* Instructions to follow: Write only the number of lines in the records beneath that hold "Properties".

* Materials provided:
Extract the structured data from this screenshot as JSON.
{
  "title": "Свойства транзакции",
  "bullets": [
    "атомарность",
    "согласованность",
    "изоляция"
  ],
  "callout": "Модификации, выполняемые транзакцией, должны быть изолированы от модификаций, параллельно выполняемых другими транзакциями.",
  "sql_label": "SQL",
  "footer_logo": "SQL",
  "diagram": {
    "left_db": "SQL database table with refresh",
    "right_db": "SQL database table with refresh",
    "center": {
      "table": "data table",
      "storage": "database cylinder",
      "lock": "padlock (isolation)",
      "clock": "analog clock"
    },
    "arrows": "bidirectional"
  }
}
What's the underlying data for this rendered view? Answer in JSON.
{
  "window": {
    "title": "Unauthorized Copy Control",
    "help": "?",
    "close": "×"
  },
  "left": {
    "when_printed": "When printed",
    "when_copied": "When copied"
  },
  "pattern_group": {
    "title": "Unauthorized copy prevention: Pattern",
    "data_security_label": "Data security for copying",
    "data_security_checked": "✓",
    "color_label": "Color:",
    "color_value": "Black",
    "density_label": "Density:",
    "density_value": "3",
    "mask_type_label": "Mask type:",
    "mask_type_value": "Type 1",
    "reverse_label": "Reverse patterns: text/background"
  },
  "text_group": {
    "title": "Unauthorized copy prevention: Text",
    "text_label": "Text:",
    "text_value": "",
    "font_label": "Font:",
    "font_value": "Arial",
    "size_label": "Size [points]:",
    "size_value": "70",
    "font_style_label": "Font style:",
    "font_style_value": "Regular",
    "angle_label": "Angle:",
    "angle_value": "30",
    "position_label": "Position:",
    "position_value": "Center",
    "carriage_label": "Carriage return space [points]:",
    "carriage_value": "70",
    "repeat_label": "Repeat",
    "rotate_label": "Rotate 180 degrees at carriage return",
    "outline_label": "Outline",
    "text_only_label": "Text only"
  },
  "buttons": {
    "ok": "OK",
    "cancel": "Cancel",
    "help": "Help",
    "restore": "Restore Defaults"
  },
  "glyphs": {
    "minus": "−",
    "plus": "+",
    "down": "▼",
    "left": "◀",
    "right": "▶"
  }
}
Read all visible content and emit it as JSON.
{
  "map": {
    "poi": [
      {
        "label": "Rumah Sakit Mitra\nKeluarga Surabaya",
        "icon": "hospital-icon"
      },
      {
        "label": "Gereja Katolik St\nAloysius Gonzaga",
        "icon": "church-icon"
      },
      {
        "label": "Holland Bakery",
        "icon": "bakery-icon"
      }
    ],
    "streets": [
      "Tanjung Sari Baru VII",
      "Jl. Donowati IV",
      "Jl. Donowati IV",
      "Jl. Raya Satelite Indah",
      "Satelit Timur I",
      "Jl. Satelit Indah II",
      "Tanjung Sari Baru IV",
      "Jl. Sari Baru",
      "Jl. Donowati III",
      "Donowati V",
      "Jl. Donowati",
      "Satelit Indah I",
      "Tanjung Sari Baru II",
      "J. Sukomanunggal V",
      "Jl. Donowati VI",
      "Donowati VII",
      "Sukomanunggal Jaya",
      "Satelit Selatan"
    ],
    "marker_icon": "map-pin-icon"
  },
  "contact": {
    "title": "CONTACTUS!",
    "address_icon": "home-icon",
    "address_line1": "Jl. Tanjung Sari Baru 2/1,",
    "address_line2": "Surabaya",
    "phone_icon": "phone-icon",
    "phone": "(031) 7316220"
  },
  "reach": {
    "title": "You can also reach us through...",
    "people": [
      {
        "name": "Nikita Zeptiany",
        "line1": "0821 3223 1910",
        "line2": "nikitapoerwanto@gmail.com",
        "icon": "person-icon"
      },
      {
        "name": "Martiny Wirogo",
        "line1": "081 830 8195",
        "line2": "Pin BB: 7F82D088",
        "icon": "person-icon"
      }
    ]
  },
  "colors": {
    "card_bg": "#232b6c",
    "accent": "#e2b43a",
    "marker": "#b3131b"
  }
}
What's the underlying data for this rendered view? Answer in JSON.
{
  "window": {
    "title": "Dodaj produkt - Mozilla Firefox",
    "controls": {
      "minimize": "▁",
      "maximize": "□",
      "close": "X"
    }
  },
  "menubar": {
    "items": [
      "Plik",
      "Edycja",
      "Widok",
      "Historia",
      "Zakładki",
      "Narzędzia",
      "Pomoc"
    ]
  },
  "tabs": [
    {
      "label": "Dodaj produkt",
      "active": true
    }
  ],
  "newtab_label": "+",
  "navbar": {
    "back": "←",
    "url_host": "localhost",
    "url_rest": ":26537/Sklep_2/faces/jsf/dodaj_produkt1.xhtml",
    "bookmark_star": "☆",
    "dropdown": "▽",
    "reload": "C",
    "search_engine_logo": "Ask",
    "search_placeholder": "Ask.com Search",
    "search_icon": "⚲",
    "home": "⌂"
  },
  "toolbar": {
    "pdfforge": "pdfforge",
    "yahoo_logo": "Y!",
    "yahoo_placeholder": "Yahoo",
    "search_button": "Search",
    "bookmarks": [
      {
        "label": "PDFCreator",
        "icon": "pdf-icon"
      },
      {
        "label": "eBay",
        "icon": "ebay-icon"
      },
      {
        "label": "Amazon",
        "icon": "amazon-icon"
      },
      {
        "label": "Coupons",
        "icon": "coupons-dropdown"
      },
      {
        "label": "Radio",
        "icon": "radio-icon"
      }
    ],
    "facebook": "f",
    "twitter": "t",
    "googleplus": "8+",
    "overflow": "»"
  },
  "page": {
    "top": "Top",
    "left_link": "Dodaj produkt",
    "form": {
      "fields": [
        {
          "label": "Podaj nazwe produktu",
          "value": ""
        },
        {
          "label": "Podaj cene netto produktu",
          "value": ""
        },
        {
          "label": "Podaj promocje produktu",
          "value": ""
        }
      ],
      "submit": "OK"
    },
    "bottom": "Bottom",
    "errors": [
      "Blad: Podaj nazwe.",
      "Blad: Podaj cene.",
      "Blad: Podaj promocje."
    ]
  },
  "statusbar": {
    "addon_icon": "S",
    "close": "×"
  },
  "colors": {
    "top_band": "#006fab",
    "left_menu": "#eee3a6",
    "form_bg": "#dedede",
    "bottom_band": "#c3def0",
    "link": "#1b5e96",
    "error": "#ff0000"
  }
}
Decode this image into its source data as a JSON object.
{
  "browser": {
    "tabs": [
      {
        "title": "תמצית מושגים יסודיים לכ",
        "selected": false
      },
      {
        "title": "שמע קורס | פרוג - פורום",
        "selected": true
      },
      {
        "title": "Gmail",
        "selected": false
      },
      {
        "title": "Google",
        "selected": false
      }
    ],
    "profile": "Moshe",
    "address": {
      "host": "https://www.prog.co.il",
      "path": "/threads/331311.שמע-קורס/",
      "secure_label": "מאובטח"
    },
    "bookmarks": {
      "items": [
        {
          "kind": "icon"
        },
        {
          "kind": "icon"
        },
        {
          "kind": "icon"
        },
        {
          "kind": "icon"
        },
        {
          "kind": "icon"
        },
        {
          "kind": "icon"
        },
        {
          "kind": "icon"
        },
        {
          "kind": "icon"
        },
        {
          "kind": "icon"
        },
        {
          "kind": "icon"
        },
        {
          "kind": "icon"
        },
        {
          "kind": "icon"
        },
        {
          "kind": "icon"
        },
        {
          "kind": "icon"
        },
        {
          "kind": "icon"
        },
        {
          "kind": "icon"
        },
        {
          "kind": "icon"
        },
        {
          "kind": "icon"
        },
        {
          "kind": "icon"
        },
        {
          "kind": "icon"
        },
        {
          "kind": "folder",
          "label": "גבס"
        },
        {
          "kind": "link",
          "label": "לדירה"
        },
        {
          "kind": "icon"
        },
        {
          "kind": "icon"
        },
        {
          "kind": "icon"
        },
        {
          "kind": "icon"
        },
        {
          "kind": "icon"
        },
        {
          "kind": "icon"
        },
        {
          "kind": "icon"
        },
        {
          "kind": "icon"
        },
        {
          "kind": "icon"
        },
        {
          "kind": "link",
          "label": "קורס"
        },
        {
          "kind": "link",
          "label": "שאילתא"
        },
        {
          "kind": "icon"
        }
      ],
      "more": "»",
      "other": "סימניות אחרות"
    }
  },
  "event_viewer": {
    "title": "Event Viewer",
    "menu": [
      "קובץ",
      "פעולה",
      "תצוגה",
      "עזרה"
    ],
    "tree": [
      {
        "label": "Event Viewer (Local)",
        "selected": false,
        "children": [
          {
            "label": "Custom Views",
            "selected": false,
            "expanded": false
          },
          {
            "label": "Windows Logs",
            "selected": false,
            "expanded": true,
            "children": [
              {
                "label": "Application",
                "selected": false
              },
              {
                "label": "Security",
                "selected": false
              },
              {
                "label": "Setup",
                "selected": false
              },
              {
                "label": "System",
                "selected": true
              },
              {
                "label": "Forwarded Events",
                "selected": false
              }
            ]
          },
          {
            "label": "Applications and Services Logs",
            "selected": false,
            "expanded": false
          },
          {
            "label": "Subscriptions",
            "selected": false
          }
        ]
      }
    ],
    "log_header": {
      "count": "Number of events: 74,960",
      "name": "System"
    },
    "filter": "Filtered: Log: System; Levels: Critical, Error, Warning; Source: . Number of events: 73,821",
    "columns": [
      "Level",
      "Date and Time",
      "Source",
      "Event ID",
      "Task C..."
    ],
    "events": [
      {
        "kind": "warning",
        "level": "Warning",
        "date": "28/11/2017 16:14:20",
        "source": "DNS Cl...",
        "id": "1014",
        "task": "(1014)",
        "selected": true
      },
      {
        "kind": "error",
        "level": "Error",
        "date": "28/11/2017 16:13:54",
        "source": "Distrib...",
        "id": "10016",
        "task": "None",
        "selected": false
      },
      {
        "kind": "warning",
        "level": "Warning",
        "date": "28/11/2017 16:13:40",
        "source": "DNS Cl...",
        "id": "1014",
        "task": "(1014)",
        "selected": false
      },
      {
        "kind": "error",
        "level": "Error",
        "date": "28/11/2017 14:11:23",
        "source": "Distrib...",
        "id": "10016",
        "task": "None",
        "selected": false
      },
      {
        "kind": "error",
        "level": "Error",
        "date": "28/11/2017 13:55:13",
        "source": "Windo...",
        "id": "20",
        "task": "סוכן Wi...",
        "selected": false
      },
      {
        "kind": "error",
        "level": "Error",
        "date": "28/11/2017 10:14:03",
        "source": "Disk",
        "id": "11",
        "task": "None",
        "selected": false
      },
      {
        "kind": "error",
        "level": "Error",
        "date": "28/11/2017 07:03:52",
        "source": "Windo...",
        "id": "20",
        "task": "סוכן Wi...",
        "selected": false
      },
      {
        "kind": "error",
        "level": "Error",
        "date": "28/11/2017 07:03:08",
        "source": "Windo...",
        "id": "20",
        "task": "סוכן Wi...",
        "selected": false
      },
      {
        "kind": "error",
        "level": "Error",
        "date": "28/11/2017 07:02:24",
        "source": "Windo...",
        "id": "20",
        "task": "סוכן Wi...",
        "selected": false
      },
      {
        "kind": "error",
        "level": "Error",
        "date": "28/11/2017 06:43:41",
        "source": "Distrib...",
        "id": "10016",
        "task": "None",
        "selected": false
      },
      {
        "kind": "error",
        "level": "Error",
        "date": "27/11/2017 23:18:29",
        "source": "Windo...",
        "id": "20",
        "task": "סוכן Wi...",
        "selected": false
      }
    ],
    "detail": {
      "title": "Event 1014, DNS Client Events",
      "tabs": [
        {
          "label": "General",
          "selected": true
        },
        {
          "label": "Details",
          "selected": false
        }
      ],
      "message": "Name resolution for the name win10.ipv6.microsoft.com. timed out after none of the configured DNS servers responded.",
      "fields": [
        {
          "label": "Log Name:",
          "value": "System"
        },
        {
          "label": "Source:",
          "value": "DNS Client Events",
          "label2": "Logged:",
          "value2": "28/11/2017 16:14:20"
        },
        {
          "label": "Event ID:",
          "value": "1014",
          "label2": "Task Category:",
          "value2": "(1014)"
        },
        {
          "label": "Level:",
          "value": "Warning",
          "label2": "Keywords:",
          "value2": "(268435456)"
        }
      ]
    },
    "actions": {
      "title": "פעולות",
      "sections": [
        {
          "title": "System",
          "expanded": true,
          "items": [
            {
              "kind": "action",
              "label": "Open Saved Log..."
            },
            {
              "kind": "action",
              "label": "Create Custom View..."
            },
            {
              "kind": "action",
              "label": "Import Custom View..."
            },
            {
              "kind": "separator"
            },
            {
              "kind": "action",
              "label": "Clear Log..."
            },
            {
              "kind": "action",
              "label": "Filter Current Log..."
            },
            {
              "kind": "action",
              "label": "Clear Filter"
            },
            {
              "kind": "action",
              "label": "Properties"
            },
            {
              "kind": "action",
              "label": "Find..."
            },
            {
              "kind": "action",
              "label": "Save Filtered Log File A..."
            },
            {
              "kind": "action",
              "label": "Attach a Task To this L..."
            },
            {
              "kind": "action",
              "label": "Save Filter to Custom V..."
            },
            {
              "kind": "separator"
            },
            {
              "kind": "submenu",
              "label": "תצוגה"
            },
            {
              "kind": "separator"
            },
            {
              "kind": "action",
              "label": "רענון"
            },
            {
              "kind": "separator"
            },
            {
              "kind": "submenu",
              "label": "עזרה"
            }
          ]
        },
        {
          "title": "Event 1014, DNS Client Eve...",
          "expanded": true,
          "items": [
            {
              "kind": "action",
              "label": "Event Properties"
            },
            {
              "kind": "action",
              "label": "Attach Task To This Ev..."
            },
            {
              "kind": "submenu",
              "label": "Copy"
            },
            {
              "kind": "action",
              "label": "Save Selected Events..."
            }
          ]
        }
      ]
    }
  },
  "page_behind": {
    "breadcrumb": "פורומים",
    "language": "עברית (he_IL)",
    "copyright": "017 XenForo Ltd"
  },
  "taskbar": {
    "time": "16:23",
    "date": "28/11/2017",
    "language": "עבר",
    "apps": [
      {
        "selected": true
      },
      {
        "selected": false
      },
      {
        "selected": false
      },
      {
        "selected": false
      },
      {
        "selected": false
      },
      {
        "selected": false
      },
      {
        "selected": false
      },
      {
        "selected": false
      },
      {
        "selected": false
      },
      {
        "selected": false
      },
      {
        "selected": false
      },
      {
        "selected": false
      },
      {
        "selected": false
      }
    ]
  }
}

* Problem solution: 2